■ RECORDS FOR THE TASK ■
◆ ◆ ◆ ◆ ◆ ◆ ◆

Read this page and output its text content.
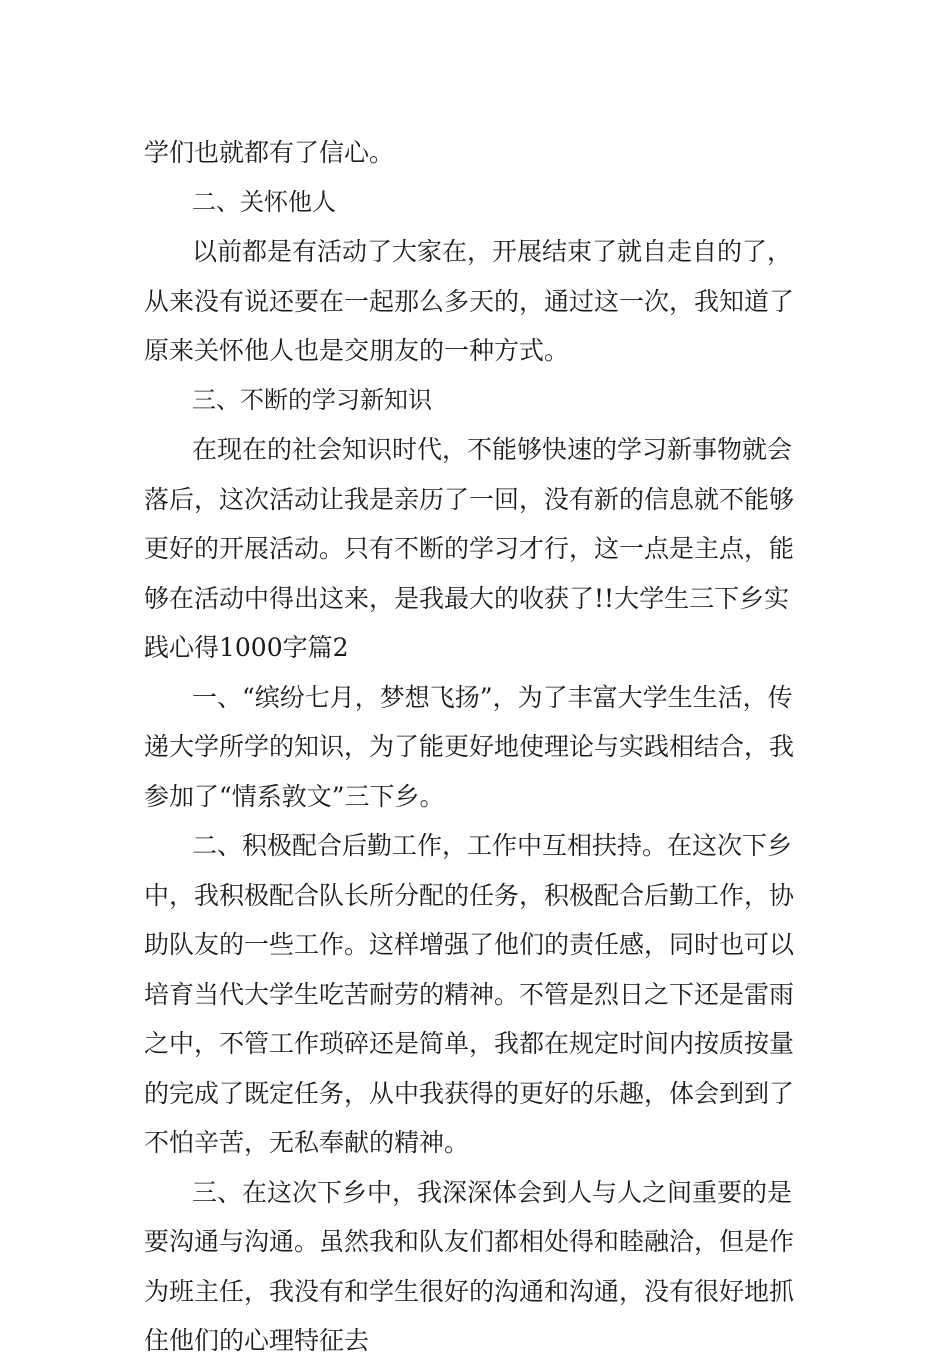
学们也就都有了信心。

二、关怀他人

以前都是有活动了大家在，开展结束了就自走自的了，从来没有说还要在一起那么多天的，通过这一次，我知道了原来关怀他人也是交朋友的一种方式。

三、不断的学习新知识

在现在的社会知识时代，不能够快速的学习新事物就会落后，这次活动让我是亲历了一回，没有新的信息就不能够更好的开展活动。只有不断的学习才行，这一点是主点，能够在活动中得出这来，是我最大的收获了!!大学生三下乡实践心得1000字篇2

一、“缤纷七月，梦想飞扬”，为了丰富大学生生活，传递大学所学的知识，为了能更好地使理论与实践相结合，我参加了“情系敦文”三下乡。

二、积极配合后勤工作，工作中互相扶持。在这次下乡中，我积极配合队长所分配的任务，积极配合后勤工作，协助队友的一些工作。这样增强了他们的责任感，同时也可以培育当代大学生吃苦耐劳的精神。不管是烈日之下还是雷雨之中，不管工作琐碎还是简单，我都在规定时间内按质按量的完成了既定任务，从中我获得的更好的乐趣，体会到到了不怕辛苦，无私奉献的精神。

三、在这次下乡中，我深深体会到人与人之间重要的是要沟通与沟通。虽然我和队友们都相处得和睦融洽，但是作为班主任，我没有和学生很好的沟通和沟通，没有很好地抓住他们的心理特征去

◆ ◆ ◆ ◆ ◆ ◆ ◆

■ AIM ■
Copy every record character for character. Skip the pictures.

■ RESPONSE FOR THIS EXERCISE ■
Read this page and output its text content.
学们也就都有了信心。

二、关怀他人

以前都是有活动了大家在，开展结束了就自走自的了，从来没有说还要在一起那么多天的，通过这一次，我知道了原来关怀他人也是交朋友的一种方式。

三、不断的学习新知识

在现在的社会知识时代，不能够快速的学习新事物就会落后，这次活动让我是亲历了一回，没有新的信息就不能够更好的开展活动。只有不断的学习才行，这一点是主点，能够在活动中得出这来，是我最大的收获了!!大学生三下乡实践心得1000字篇2

一、“缤纷七月，梦想飞扬”，为了丰富大学生生活，传递大学所学的知识，为了能更好地使理论与实践相结合，我参加了“情系敦文”三下乡。

二、积极配合后勤工作，工作中互相扶持。在这次下乡中，我积极配合队长所分配的任务，积极配合后勤工作，协助队友的一些工作。这样增强了他们的责任感，同时也可以培育当代大学生吃苦耐劳的精神。不管是烈日之下还是雷雨之中，不管工作琐碎还是简单，我都在规定时间内按质按量的完成了既定任务，从中我获得的更好的乐趣，体会到到了不怕辛苦，无私奉献的精神。

三、在这次下乡中，我深深体会到人与人之间重要的是要沟通与沟通。虽然我和队友们都相处得和睦融洽，但是作为班主任，我没有和学生很好的沟通和沟通，没有很好地抓住他们的心理特征去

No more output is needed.